------ Material shown ------

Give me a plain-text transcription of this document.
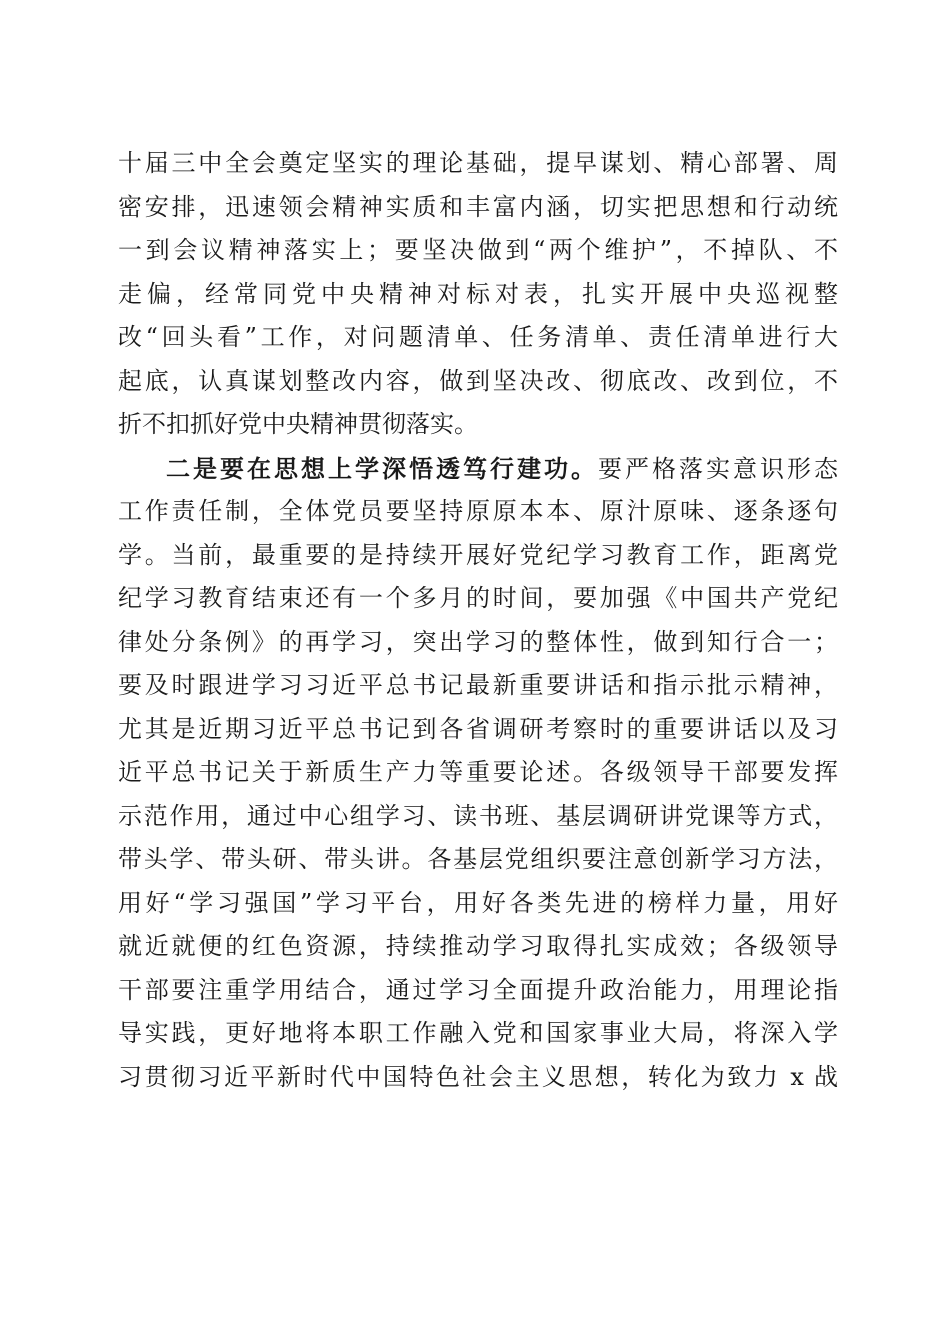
十届三中全会奠定坚实的理论基础，提早谋划、精心部署、周
密安排，迅速领会精神实质和丰富内涵，切实把思想和行动统
一到会议精神落实上；要坚决做到“两个维护”，不掉队、不
走偏，经常同党中央精神对标对表，扎实开展中央巡视整
改“回头看”工作，对问题清单、任务清单、责任清单进行大
起底，认真谋划整改内容，做到坚决改、彻底改、改到位，不
折不扣抓好党中央精神贯彻落实。
二是要在思想上学深悟透笃行建功。要严格落实意识形态
工作责任制，全体党员要坚持原原本本、原汁原味、逐条逐句
学。当前，最重要的是持续开展好党纪学习教育工作，距离党
纪学习教育结束还有一个多月的时间，要加强《中国共产党纪
律处分条例》的再学习，突出学习的整体性，做到知行合一；
要及时跟进学习习近平总书记最新重要讲话和指示批示精神，
尤其是近期习近平总书记到各省调研考察时的重要讲话以及习
近平总书记关于新质生产力等重要论述。各级领导干部要发挥
示范作用，通过中心组学习、读书班、基层调研讲党课等方式，
带头学、带头研、带头讲。各基层党组织要注意创新学习方法，
用好“学习强国”学习平台，用好各类先进的榜样力量，用好
就近就便的红色资源，持续推动学习取得扎实成效；各级领导
干部要注重学用结合，通过学习全面提升政治能力，用理论指
导实践，更好地将本职工作融入党和国家事业大局，将深入学
习贯彻习近平新时代中国特色社会主义思想，转化为致力 x 战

------

- Problem to work on
Leaving all pictures aside, quote each record exactly.

- Expected answer
Give me a plain-text transcription of this document.
十届三中全会奠定坚实的理论基础，提早谋划、精心部署、周
密安排，迅速领会精神实质和丰富内涵，切实把思想和行动统
一到会议精神落实上；要坚决做到“两个维护”，不掉队、不
走偏，经常同党中央精神对标对表，扎实开展中央巡视整
改“回头看”工作，对问题清单、任务清单、责任清单进行大
起底，认真谋划整改内容，做到坚决改、彻底改、改到位，不
折不扣抓好党中央精神贯彻落实。
二是要在思想上学深悟透笃行建功。要严格落实意识形态
工作责任制，全体党员要坚持原原本本、原汁原味、逐条逐句
学。当前，最重要的是持续开展好党纪学习教育工作，距离党
纪学习教育结束还有一个多月的时间，要加强《中国共产党纪
律处分条例》的再学习，突出学习的整体性，做到知行合一；
要及时跟进学习习近平总书记最新重要讲话和指示批示精神，
尤其是近期习近平总书记到各省调研考察时的重要讲话以及习
近平总书记关于新质生产力等重要论述。各级领导干部要发挥
示范作用，通过中心组学习、读书班、基层调研讲党课等方式，
带头学、带头研、带头讲。各基层党组织要注意创新学习方法，
用好“学习强国”学习平台，用好各类先进的榜样力量，用好
就近就便的红色资源，持续推动学习取得扎实成效；各级领导
干部要注重学用结合，通过学习全面提升政治能力，用理论指
导实践，更好地将本职工作融入党和国家事业大局，将深入学
习贯彻习近平新时代中国特色社会主义思想，转化为致力 x 战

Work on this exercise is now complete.